**TASK DIRECTIONS:**
Transcribe the whole listing without a single picture.

**EXTRACTED INFORMATION:**
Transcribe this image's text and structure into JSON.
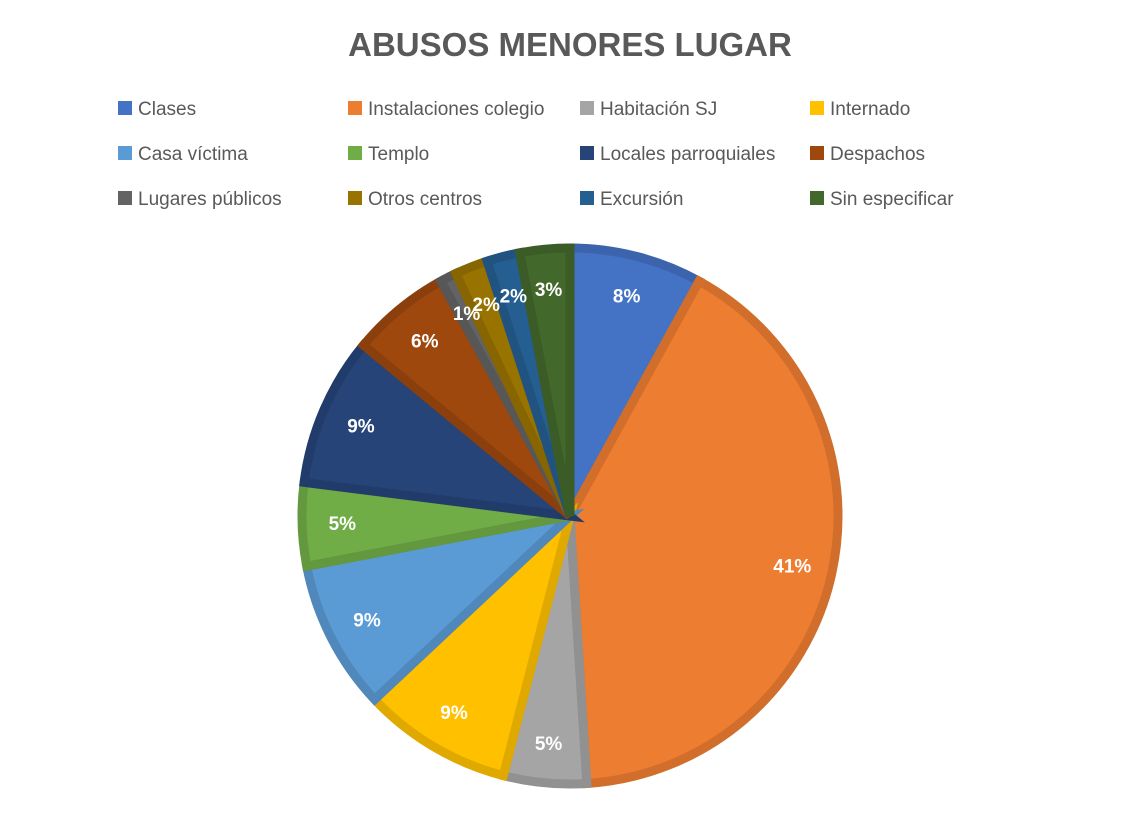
{
  "chart_data": {
    "type": "pie",
    "title": "ABUSOS MENORES LUGAR",
    "legend_position": "top",
    "categories": [
      "Clases",
      "Instalaciones colegio",
      "Habitación SJ",
      "Internado",
      "Casa víctima",
      "Templo",
      "Locales parroquiales",
      "Despachos",
      "Lugares públicos",
      "Otros centros",
      "Excursión",
      "Sin especificar"
    ],
    "values": [
      8,
      41,
      5,
      9,
      9,
      5,
      9,
      6,
      1,
      2,
      2,
      3
    ],
    "labels": [
      "8%",
      "41%",
      "5%",
      "9%",
      "9%",
      "5%",
      "9%",
      "6%",
      "1%",
      "2%",
      "2%",
      "3%"
    ],
    "colors": [
      "#4472C4",
      "#ED7D31",
      "#A5A5A5",
      "#FFC000",
      "#5B9BD5",
      "#70AD47",
      "#264478",
      "#9E480E",
      "#636363",
      "#997300",
      "#255E91",
      "#43682B"
    ]
  }
}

**THE SOLUTION:**
Transcribe this image's text and structure into JSON.
{
  "chart_data": {
    "type": "pie",
    "title": "ABUSOS MENORES LUGAR",
    "legend_position": "top",
    "categories": [
      "Clases",
      "Instalaciones colegio",
      "Habitación SJ",
      "Internado",
      "Casa víctima",
      "Templo",
      "Locales parroquiales",
      "Despachos",
      "Lugares públicos",
      "Otros centros",
      "Excursión",
      "Sin especificar"
    ],
    "values": [
      8,
      41,
      5,
      9,
      9,
      5,
      9,
      6,
      1,
      2,
      2,
      3
    ],
    "labels": [
      "8%",
      "41%",
      "5%",
      "9%",
      "9%",
      "5%",
      "9%",
      "6%",
      "1%",
      "2%",
      "2%",
      "3%"
    ],
    "colors": [
      "#4472C4",
      "#ED7D31",
      "#A5A5A5",
      "#FFC000",
      "#5B9BD5",
      "#70AD47",
      "#264478",
      "#9E480E",
      "#636363",
      "#997300",
      "#255E91",
      "#43682B"
    ]
  }
}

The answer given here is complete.